PROBLEM TO WORK ON: Quote the records that follow in full, leaving the pictures out.

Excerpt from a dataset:
+++

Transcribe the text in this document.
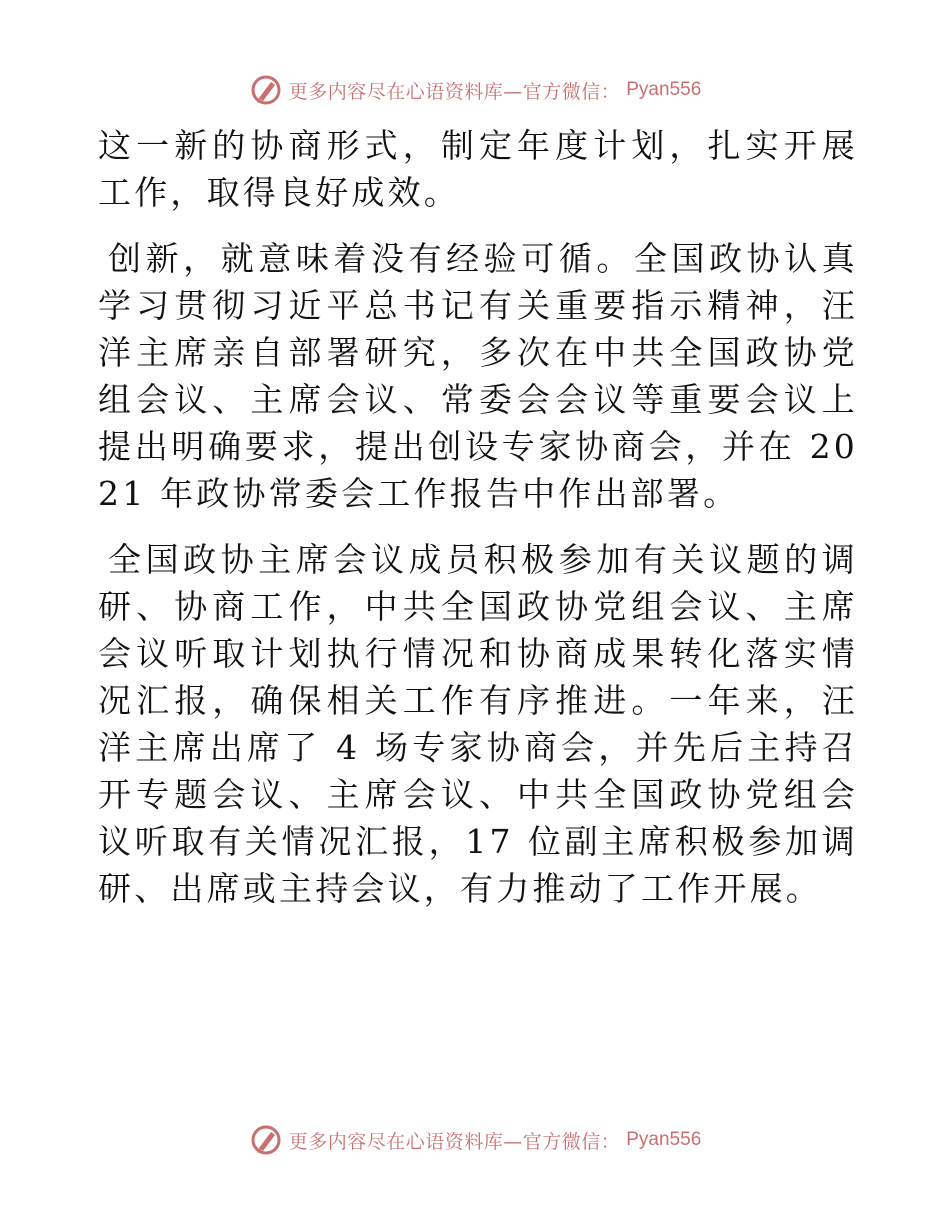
更多内容尽在心语资料库—官方微信： Pyan556

这一新的协商形式，制定年度计划，扎实开展工作，取得良好成效。

创新，就意味着没有经验可循。全国政协认真学习贯彻习近平总书记有关重要指示精神，汪洋主席亲自部署研究，多次在中共全国政协党组会议、主席会议、常委会会议等重要会议上提出明确要求，提出创设专家协商会，并在 2021 年政协常委会工作报告中作出部署。

全国政协主席会议成员积极参加有关议题的调研、协商工作，中共全国政协党组会议、主席会议听取计划执行情况和协商成果转化落实情况汇报，确保相关工作有序推进。一年来，汪洋主席出席了 4 场专家协商会，并先后主持召开专题会议、主席会议、中共全国政协党组会议听取有关情况汇报，17 位副主席积极参加调研、出席或主持会议，有力推动了工作开展。

更多内容尽在心语资料库—官方微信： Pyan556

+++

THE ANSWER:
Transcribe the text in this document.
更多内容尽在心语资料库—官方微信： Pyan556

这一新的协商形式，制定年度计划，扎实开展工作，取得良好成效。

创新，就意味着没有经验可循。全国政协认真学习贯彻习近平总书记有关重要指示精神，汪洋主席亲自部署研究，多次在中共全国政协党组会议、主席会议、常委会会议等重要会议上提出明确要求，提出创设专家协商会，并在 2021 年政协常委会工作报告中作出部署。

全国政协主席会议成员积极参加有关议题的调研、协商工作，中共全国政协党组会议、主席会议听取计划执行情况和协商成果转化落实情况汇报，确保相关工作有序推进。一年来，汪洋主席出席了 4 场专家协商会，并先后主持召开专题会议、主席会议、中共全国政协党组会议听取有关情况汇报，17 位副主席积极参加调研、出席或主持会议，有力推动了工作开展。

更多内容尽在心语资料库—官方微信： Pyan556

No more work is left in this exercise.